ENTRIES:
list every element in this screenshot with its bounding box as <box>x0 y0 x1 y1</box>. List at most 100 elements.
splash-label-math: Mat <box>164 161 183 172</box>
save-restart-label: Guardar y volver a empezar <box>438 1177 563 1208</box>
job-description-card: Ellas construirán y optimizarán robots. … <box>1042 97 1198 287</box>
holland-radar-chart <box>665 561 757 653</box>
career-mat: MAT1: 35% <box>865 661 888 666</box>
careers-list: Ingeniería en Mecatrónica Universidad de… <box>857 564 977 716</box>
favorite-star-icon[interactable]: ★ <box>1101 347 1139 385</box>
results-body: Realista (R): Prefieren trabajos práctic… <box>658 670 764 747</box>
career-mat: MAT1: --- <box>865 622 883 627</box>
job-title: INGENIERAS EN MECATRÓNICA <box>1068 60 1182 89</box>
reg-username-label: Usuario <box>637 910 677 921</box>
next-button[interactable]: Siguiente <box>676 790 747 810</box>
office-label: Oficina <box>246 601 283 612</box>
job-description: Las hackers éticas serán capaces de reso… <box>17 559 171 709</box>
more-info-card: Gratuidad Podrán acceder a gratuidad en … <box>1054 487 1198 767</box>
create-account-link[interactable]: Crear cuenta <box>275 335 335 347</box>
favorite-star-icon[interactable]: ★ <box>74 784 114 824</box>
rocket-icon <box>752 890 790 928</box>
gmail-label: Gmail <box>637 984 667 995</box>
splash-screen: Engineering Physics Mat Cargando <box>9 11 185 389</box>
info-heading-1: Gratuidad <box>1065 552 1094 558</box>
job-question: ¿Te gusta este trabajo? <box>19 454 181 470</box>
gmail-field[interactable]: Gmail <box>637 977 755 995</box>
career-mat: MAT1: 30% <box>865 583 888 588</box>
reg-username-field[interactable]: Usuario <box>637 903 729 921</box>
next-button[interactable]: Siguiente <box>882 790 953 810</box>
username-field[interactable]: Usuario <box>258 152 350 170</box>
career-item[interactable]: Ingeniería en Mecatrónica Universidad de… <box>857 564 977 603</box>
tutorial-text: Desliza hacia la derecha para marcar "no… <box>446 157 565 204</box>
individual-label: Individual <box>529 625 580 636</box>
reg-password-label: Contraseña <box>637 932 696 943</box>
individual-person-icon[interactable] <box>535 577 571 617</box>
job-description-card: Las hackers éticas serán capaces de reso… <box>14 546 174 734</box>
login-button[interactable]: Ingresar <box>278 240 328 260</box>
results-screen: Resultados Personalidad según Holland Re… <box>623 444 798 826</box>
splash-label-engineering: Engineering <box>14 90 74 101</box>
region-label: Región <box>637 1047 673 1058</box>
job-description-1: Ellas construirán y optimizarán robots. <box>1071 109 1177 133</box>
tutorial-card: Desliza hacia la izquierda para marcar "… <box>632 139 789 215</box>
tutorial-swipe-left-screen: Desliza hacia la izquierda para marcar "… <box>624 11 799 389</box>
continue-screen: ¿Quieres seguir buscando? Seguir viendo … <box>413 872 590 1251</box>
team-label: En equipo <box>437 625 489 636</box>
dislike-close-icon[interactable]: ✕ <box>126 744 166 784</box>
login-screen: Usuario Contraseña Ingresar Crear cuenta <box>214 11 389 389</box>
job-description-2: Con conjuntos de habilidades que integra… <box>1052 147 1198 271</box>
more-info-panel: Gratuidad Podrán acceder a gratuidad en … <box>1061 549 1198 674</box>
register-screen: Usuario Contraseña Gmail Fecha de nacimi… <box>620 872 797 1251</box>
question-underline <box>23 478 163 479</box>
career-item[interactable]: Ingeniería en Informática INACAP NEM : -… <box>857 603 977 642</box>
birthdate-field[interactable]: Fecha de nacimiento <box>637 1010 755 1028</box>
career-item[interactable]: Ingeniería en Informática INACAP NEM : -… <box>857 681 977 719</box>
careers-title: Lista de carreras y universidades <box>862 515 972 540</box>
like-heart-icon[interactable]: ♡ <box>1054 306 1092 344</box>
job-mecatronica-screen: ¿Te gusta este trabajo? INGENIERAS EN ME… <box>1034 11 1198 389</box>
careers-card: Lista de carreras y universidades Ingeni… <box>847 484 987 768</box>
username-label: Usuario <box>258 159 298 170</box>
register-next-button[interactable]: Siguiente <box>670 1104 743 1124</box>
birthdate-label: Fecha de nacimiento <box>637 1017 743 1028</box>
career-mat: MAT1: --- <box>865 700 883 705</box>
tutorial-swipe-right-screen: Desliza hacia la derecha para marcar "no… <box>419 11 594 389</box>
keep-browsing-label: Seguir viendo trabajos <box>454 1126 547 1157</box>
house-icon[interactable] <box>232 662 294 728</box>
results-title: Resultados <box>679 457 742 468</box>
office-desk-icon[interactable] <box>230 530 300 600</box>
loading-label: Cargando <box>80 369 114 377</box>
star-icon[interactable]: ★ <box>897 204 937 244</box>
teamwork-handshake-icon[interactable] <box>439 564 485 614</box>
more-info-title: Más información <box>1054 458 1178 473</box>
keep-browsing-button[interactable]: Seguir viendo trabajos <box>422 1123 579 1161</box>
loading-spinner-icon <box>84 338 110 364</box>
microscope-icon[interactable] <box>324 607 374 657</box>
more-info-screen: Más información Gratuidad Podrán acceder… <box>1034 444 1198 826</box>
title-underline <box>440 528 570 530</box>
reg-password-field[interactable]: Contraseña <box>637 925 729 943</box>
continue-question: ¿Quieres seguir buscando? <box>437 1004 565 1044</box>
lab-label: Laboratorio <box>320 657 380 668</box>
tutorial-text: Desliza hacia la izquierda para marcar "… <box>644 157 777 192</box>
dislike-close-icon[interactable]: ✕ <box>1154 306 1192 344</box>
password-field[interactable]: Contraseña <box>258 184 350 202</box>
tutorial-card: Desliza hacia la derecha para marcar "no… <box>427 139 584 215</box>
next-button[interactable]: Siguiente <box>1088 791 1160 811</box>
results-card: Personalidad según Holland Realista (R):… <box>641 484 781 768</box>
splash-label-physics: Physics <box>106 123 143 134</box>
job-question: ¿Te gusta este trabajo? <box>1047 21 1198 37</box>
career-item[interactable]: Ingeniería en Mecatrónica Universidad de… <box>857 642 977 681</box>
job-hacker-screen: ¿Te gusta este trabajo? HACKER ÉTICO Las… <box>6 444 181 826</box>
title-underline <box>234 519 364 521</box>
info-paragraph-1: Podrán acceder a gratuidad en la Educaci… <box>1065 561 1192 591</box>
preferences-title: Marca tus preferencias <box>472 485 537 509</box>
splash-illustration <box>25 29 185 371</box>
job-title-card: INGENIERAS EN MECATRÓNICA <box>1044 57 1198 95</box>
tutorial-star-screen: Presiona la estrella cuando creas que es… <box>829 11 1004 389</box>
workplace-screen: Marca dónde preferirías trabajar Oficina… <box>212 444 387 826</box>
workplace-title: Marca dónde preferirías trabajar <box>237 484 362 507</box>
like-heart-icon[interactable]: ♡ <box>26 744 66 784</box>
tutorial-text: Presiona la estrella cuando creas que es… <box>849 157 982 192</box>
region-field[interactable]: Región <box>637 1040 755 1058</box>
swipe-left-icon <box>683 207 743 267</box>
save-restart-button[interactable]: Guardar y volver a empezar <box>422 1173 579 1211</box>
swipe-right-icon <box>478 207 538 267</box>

OBJECTIVE: Rewrite the entries from the start through the line containing "holland-radar-chart <box>665 561", replacing "bounding box" with "bounding rectangle" and leaving everything else unchanged.

RESULT FOR THIS EXERCISE:
list every element in this screenshot with its bounding rectangle as <box>x0 y0 x1 y1</box>. List at most 100 elements.
splash-label-math: Mat <box>164 161 183 172</box>
save-restart-label: Guardar y volver a empezar <box>438 1177 563 1208</box>
job-description-card: Ellas construirán y optimizarán robots. … <box>1042 97 1198 287</box>
holland-radar-chart <box>665 561 757 653</box>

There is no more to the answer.